Task goal: Search the records for the line with "Type out the text in this image.". Output that line and each line after it, exactly, and stop at the end; omit pictures.

(Recorded data)
☆ ☆ ☆ ☆ ☆

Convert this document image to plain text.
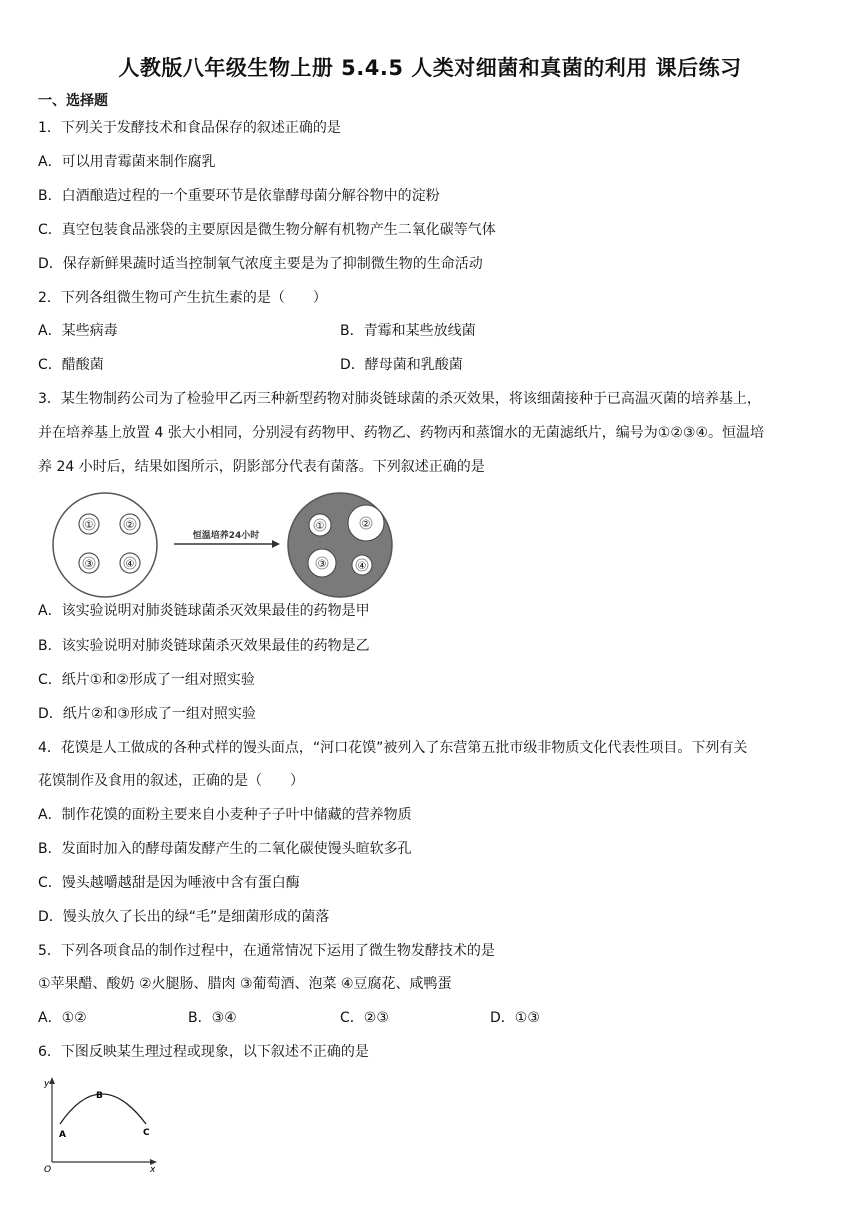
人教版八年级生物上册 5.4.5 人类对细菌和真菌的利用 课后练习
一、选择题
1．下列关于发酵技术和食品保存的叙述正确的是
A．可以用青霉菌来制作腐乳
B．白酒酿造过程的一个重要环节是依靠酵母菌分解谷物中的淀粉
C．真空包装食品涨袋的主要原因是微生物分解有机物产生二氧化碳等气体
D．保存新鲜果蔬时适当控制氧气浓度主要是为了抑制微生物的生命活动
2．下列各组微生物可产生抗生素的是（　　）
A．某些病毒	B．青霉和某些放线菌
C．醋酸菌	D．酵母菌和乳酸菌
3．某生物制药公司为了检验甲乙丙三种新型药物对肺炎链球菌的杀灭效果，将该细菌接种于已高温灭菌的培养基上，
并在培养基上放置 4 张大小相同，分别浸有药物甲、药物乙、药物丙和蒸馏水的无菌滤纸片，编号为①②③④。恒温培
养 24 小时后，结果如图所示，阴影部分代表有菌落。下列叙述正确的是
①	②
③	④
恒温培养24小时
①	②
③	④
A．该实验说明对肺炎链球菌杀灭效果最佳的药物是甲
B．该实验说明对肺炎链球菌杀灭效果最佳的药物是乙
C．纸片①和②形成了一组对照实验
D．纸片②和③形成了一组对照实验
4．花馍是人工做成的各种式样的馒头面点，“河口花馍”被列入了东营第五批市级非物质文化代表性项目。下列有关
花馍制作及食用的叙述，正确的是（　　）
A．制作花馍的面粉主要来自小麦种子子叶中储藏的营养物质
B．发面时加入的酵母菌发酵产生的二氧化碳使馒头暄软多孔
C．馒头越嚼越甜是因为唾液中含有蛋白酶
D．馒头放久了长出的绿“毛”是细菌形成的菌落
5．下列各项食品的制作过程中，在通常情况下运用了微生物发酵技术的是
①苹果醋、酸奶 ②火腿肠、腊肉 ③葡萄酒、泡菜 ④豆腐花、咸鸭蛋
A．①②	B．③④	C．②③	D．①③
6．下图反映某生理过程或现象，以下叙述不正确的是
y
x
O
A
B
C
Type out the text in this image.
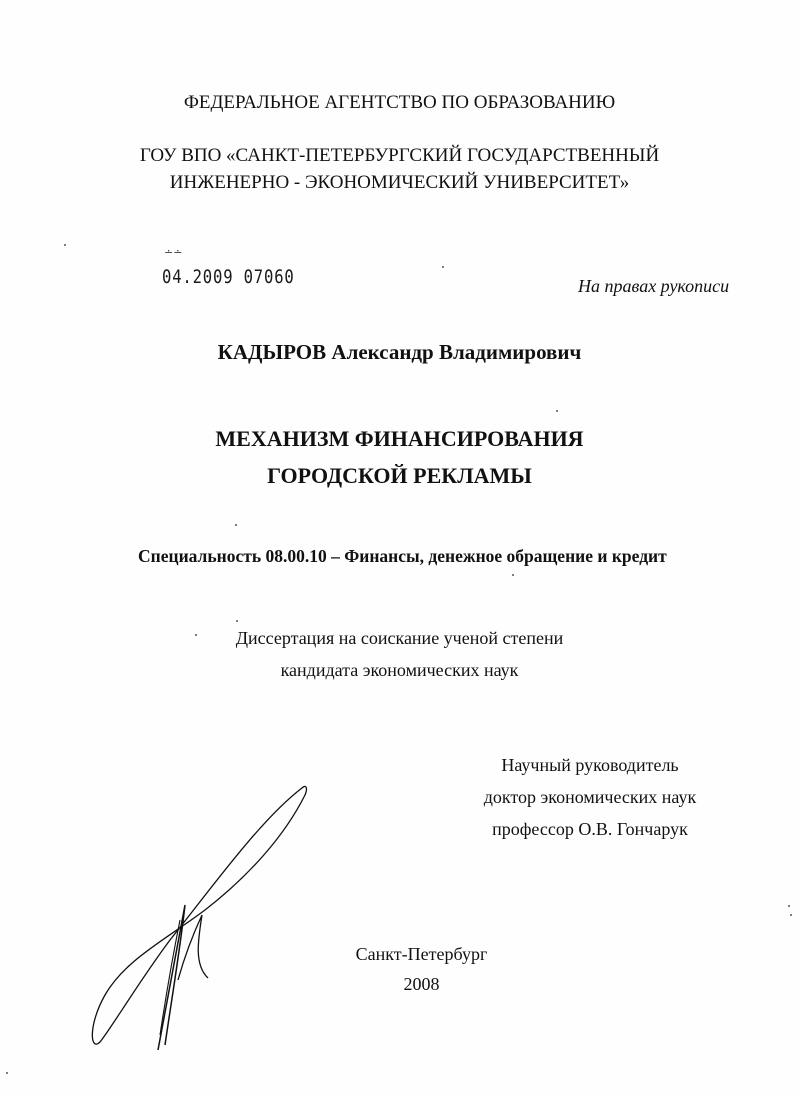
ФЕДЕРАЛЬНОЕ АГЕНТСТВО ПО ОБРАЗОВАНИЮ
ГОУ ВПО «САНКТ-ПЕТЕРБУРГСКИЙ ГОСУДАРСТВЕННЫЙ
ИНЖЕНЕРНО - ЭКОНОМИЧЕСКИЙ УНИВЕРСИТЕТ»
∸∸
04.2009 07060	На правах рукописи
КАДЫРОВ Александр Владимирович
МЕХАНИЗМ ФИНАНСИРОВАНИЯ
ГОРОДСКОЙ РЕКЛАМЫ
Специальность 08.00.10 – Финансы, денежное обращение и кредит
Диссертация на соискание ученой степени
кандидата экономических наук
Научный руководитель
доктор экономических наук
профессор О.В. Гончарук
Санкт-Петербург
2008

☆ ☆ ☆ ☆ ☆

The completed task:
Type out the text in this image.
ФЕДЕРАЛЬНОЕ АГЕНТСТВО ПО ОБРАЗОВАНИЮ
ГОУ ВПО «САНКТ-ПЕТЕРБУРГСКИЙ ГОСУДАРСТВЕННЫЙ
ИНЖЕНЕРНО - ЭКОНОМИЧЕСКИЙ УНИВЕРСИТЕТ»
∸∸
04.2009 07060	На правах рукописи
КАДЫРОВ Александр Владимирович
МЕХАНИЗМ ФИНАНСИРОВАНИЯ
ГОРОДСКОЙ РЕКЛАМЫ
Специальность 08.00.10 – Финансы, денежное обращение и кредит
Диссертация на соискание ученой степени
кандидата экономических наук
Научный руководитель
доктор экономических наук
профессор О.В. Гончарук
Санкт-Петербург
2008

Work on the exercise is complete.